*Figure collection entries*
——————

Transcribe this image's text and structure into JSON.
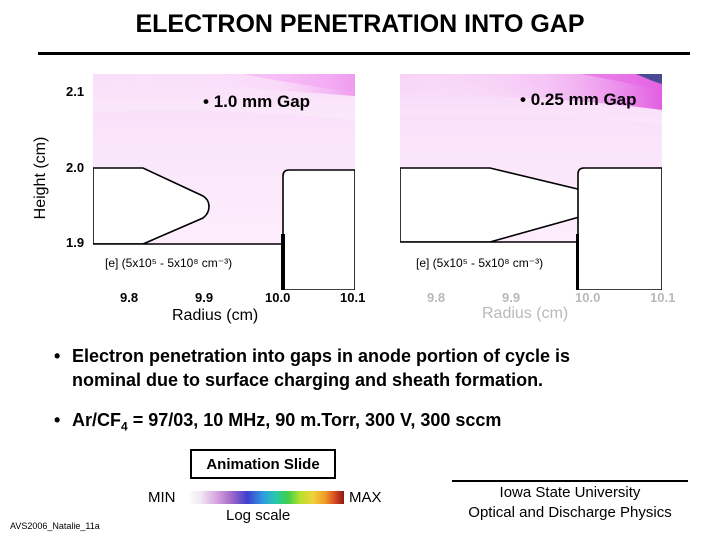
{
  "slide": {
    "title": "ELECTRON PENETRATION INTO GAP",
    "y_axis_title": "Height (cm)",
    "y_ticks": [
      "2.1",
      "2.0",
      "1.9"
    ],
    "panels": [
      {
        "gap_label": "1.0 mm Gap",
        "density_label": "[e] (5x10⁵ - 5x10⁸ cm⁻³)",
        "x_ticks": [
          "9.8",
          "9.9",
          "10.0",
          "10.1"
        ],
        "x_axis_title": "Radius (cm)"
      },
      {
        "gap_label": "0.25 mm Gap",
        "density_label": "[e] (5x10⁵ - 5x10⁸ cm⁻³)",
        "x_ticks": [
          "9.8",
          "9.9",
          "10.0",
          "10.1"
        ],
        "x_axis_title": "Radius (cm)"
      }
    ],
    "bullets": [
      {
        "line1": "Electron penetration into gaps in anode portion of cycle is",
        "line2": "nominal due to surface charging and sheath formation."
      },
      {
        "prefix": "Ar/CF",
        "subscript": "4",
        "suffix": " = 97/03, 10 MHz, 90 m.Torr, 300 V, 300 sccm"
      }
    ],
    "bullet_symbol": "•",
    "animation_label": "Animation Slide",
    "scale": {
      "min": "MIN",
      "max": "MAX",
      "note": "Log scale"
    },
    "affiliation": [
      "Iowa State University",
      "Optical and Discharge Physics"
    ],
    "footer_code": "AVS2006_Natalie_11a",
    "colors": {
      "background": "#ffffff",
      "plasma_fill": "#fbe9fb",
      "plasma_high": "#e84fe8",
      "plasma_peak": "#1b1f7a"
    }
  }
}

——————

*INSTRUCTIONS FOR THE TASK*
Nothing but the pictures may be dropped; output the records above exactly.

*RESPONSE*
Transcribe this image's text and structure into JSON.
{
  "slide": {
    "title": "ELECTRON PENETRATION INTO GAP",
    "y_axis_title": "Height (cm)",
    "y_ticks": [
      "2.1",
      "2.0",
      "1.9"
    ],
    "panels": [
      {
        "gap_label": "1.0 mm Gap",
        "density_label": "[e] (5x10⁵ - 5x10⁸ cm⁻³)",
        "x_ticks": [
          "9.8",
          "9.9",
          "10.0",
          "10.1"
        ],
        "x_axis_title": "Radius (cm)"
      },
      {
        "gap_label": "0.25 mm Gap",
        "density_label": "[e] (5x10⁵ - 5x10⁸ cm⁻³)",
        "x_ticks": [
          "9.8",
          "9.9",
          "10.0",
          "10.1"
        ],
        "x_axis_title": "Radius (cm)"
      }
    ],
    "bullets": [
      {
        "line1": "Electron penetration into gaps in anode portion of cycle is",
        "line2": "nominal due to surface charging and sheath formation."
      },
      {
        "prefix": "Ar/CF",
        "subscript": "4",
        "suffix": " = 97/03, 10 MHz, 90 m.Torr, 300 V, 300 sccm"
      }
    ],
    "bullet_symbol": "•",
    "animation_label": "Animation Slide",
    "scale": {
      "min": "MIN",
      "max": "MAX",
      "note": "Log scale"
    },
    "affiliation": [
      "Iowa State University",
      "Optical and Discharge Physics"
    ],
    "footer_code": "AVS2006_Natalie_11a",
    "colors": {
      "background": "#ffffff",
      "plasma_fill": "#fbe9fb",
      "plasma_high": "#e84fe8",
      "plasma_peak": "#1b1f7a"
    }
  }
}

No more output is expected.